[Records that describe figures]
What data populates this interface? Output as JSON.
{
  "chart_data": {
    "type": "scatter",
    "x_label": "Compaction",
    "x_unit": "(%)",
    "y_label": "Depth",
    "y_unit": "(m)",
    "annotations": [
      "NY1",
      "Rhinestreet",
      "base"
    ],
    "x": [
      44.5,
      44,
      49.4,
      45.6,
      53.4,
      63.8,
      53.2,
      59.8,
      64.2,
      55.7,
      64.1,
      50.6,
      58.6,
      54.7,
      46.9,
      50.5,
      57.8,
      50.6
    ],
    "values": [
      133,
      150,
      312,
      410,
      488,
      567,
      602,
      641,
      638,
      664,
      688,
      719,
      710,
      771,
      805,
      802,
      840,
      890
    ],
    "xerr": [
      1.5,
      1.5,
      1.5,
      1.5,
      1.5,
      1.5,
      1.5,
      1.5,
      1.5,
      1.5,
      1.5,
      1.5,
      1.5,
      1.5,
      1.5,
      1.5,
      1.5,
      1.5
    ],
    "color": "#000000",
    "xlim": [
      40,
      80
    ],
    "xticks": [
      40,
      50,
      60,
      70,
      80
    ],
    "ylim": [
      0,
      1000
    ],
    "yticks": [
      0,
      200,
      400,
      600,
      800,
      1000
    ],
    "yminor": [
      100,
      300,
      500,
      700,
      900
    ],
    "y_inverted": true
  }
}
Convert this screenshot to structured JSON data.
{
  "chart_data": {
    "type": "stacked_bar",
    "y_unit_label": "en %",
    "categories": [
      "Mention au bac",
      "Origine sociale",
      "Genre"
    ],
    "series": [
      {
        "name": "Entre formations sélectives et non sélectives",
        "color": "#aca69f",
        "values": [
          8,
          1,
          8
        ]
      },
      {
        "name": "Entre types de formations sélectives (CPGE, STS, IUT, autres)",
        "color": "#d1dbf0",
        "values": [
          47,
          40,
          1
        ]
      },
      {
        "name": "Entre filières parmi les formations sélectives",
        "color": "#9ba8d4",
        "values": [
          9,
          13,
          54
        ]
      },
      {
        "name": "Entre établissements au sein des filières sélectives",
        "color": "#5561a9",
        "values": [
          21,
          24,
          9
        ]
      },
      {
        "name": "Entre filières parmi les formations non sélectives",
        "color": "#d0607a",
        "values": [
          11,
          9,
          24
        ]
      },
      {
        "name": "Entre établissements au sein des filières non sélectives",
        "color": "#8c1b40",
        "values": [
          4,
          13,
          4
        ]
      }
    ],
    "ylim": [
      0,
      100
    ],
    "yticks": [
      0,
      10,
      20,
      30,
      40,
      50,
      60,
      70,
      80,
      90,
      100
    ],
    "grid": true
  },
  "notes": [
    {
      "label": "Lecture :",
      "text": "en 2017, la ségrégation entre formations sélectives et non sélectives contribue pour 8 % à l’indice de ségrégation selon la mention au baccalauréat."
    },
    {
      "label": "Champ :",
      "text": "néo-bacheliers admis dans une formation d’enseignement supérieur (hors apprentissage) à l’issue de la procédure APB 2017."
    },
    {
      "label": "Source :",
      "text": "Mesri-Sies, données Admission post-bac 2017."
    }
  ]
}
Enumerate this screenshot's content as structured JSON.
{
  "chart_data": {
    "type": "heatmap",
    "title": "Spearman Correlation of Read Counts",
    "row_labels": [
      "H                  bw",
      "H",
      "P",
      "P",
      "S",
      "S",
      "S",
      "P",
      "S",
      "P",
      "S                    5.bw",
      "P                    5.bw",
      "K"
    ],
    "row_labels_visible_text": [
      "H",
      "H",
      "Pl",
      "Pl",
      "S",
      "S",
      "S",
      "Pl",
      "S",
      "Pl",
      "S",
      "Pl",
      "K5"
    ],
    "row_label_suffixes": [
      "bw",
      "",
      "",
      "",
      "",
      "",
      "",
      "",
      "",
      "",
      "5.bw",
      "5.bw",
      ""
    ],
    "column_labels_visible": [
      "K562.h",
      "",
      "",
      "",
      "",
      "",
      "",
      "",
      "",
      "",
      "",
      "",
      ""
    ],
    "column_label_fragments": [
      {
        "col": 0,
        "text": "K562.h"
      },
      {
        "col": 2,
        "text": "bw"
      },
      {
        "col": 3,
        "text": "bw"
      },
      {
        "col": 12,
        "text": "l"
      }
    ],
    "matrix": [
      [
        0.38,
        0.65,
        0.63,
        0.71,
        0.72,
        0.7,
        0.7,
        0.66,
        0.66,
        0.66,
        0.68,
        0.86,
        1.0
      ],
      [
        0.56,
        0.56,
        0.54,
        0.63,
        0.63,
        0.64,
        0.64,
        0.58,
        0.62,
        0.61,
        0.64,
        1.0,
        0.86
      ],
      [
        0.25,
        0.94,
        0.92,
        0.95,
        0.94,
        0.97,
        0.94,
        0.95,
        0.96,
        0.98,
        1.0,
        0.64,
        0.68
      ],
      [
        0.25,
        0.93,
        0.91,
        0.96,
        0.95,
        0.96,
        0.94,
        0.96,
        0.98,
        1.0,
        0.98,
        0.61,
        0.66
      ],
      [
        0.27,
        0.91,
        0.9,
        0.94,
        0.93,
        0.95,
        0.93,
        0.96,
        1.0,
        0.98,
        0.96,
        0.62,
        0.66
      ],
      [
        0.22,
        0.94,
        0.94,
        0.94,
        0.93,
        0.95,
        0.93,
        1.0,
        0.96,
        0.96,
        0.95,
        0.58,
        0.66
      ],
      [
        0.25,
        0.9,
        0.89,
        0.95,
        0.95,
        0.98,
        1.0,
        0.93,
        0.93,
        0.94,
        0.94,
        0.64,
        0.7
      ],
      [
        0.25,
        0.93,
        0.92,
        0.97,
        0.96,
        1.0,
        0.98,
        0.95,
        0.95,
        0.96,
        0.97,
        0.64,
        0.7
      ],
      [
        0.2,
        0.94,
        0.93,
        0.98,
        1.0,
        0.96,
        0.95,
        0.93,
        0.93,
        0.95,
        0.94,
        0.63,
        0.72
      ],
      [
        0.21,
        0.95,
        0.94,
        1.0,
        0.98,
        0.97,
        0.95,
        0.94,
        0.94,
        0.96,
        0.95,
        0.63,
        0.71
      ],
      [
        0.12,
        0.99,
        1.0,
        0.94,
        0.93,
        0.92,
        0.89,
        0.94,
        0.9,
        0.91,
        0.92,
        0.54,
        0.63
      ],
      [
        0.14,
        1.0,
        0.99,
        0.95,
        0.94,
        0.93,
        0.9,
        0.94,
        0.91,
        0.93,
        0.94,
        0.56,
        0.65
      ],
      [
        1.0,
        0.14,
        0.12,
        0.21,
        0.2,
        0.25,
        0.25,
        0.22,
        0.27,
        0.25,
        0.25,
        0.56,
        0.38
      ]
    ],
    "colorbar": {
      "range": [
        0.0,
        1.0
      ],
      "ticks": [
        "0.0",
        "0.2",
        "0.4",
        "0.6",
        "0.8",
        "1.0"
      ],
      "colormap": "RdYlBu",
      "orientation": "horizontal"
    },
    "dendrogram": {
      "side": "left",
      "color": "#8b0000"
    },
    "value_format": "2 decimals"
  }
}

◆ **Exercise instructions**
State the number of lines in the records that contain the string "structured", and nothing more.

◆ **Task response**
2